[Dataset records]
━━━━━━━━
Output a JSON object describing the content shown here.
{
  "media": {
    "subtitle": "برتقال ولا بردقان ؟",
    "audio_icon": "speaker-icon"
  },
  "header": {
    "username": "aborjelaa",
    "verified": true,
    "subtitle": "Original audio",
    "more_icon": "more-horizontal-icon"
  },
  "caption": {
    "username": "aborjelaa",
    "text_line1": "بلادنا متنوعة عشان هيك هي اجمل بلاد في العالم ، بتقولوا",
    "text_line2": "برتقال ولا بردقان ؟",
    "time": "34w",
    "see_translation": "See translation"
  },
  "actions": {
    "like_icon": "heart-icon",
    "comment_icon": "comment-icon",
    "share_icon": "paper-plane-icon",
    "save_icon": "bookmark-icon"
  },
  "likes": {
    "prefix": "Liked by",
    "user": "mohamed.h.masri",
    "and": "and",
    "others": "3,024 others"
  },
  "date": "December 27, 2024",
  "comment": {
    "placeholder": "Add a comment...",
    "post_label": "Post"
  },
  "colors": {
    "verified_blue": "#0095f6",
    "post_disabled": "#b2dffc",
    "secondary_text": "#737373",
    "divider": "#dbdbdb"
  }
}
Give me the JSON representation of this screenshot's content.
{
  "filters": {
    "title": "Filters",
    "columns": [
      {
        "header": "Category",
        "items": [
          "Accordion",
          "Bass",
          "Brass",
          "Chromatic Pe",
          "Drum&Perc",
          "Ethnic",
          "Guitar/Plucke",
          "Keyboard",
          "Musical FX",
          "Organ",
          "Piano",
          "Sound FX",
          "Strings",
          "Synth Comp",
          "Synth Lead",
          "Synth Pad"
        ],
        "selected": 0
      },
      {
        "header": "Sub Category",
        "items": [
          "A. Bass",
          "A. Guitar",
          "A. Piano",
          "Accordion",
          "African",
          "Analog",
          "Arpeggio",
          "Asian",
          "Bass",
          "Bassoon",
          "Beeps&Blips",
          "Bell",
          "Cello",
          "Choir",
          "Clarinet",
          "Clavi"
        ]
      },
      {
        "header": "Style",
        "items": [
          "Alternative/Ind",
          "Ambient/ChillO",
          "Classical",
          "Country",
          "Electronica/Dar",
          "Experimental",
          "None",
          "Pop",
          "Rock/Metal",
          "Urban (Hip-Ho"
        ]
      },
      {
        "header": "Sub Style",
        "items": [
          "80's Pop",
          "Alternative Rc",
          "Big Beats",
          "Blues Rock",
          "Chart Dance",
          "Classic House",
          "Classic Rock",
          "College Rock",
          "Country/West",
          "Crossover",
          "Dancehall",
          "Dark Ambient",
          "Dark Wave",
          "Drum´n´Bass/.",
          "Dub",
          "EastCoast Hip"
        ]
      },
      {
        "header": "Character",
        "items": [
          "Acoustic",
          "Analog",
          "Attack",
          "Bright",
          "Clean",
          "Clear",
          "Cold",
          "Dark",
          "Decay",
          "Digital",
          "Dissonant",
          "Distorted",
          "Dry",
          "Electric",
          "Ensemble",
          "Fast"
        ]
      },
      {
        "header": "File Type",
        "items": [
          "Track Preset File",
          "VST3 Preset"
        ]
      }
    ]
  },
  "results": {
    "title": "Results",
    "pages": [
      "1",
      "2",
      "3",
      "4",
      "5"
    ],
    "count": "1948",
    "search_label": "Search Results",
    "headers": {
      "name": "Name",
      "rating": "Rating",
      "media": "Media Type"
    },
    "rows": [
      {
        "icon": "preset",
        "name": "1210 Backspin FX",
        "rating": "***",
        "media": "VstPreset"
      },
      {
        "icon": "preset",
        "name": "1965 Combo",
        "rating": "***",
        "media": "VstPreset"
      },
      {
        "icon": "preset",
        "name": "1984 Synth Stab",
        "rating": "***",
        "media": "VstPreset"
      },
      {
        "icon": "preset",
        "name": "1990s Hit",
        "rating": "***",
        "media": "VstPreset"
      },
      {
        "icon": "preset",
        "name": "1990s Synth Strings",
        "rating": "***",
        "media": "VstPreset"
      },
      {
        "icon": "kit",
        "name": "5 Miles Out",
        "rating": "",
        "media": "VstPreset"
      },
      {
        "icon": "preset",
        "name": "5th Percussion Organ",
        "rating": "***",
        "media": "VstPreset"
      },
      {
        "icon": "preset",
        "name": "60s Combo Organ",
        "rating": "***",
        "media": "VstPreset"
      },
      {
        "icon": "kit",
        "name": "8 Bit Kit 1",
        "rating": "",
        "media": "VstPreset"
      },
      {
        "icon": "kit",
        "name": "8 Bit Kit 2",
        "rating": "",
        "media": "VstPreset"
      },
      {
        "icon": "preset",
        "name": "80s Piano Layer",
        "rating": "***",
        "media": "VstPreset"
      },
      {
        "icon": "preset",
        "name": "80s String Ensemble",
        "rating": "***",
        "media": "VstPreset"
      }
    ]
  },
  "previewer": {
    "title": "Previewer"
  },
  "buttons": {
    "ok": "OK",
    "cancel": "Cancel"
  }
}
━━━━━━━━
Repeat the data verbatim.

Output a JSON object describing the content shown here.
{
  "media": {
    "subtitle": "برتقال ولا بردقان ؟",
    "audio_icon": "speaker-icon"
  },
  "header": {
    "username": "aborjelaa",
    "verified": true,
    "subtitle": "Original audio",
    "more_icon": "more-horizontal-icon"
  },
  "caption": {
    "username": "aborjelaa",
    "text_line1": "بلادنا متنوعة عشان هيك هي اجمل بلاد في العالم ، بتقولوا",
    "text_line2": "برتقال ولا بردقان ؟",
    "time": "34w",
    "see_translation": "See translation"
  },
  "actions": {
    "like_icon": "heart-icon",
    "comment_icon": "comment-icon",
    "share_icon": "paper-plane-icon",
    "save_icon": "bookmark-icon"
  },
  "likes": {
    "prefix": "Liked by",
    "user": "mohamed.h.masri",
    "and": "and",
    "others": "3,024 others"
  },
  "date": "December 27, 2024",
  "comment": {
    "placeholder": "Add a comment...",
    "post_label": "Post"
  },
  "colors": {
    "verified_blue": "#0095f6",
    "post_disabled": "#b2dffc",
    "secondary_text": "#737373",
    "divider": "#dbdbdb"
  }
}
Give me the JSON representation of this screenshot's content.
{
  "filters": {
    "title": "Filters",
    "columns": [
      {
        "header": "Category",
        "items": [
          "Accordion",
          "Bass",
          "Brass",
          "Chromatic Pe",
          "Drum&Perc",
          "Ethnic",
          "Guitar/Plucke",
          "Keyboard",
          "Musical FX",
          "Organ",
          "Piano",
          "Sound FX",
          "Strings",
          "Synth Comp",
          "Synth Lead",
          "Synth Pad"
        ],
        "selected": 0
      },
      {
        "header": "Sub Category",
        "items": [
          "A. Bass",
          "A. Guitar",
          "A. Piano",
          "Accordion",
          "African",
          "Analog",
          "Arpeggio",
          "Asian",
          "Bass",
          "Bassoon",
          "Beeps&Blips",
          "Bell",
          "Cello",
          "Choir",
          "Clarinet",
          "Clavi"
        ]
      },
      {
        "header": "Style",
        "items": [
          "Alternative/Ind",
          "Ambient/ChillO",
          "Classical",
          "Country",
          "Electronica/Dar",
          "Experimental",
          "None",
          "Pop",
          "Rock/Metal",
          "Urban (Hip-Ho"
        ]
      },
      {
        "header": "Sub Style",
        "items": [
          "80's Pop",
          "Alternative Rc",
          "Big Beats",
          "Blues Rock",
          "Chart Dance",
          "Classic House",
          "Classic Rock",
          "College Rock",
          "Country/West",
          "Crossover",
          "Dancehall",
          "Dark Ambient",
          "Dark Wave",
          "Drum´n´Bass/.",
          "Dub",
          "EastCoast Hip"
        ]
      },
      {
        "header": "Character",
        "items": [
          "Acoustic",
          "Analog",
          "Attack",
          "Bright",
          "Clean",
          "Clear",
          "Cold",
          "Dark",
          "Decay",
          "Digital",
          "Dissonant",
          "Distorted",
          "Dry",
          "Electric",
          "Ensemble",
          "Fast"
        ]
      },
      {
        "header": "File Type",
        "items": [
          "Track Preset File",
          "VST3 Preset"
        ]
      }
    ]
  },
  "results": {
    "title": "Results",
    "pages": [
      "1",
      "2",
      "3",
      "4",
      "5"
    ],
    "count": "1948",
    "search_label": "Search Results",
    "headers": {
      "name": "Name",
      "rating": "Rating",
      "media": "Media Type"
    },
    "rows": [
      {
        "icon": "preset",
        "name": "1210 Backspin FX",
        "rating": "***",
        "media": "VstPreset"
      },
      {
        "icon": "preset",
        "name": "1965 Combo",
        "rating": "***",
        "media": "VstPreset"
      },
      {
        "icon": "preset",
        "name": "1984 Synth Stab",
        "rating": "***",
        "media": "VstPreset"
      },
      {
        "icon": "preset",
        "name": "1990s Hit",
        "rating": "***",
        "media": "VstPreset"
      },
      {
        "icon": "preset",
        "name": "1990s Synth Strings",
        "rating": "***",
        "media": "VstPreset"
      },
      {
        "icon": "kit",
        "name": "5 Miles Out",
        "rating": "",
        "media": "VstPreset"
      },
      {
        "icon": "preset",
        "name": "5th Percussion Organ",
        "rating": "***",
        "media": "VstPreset"
      },
      {
        "icon": "preset",
        "name": "60s Combo Organ",
        "rating": "***",
        "media": "VstPreset"
      },
      {
        "icon": "kit",
        "name": "8 Bit Kit 1",
        "rating": "",
        "media": "VstPreset"
      },
      {
        "icon": "kit",
        "name": "8 Bit Kit 2",
        "rating": "",
        "media": "VstPreset"
      },
      {
        "icon": "preset",
        "name": "80s Piano Layer",
        "rating": "***",
        "media": "VstPreset"
      },
      {
        "icon": "preset",
        "name": "80s String Ensemble",
        "rating": "***",
        "media": "VstPreset"
      }
    ]
  },
  "previewer": {
    "title": "Previewer"
  },
  "buttons": {
    "ok": "OK",
    "cancel": "Cancel"
  }
}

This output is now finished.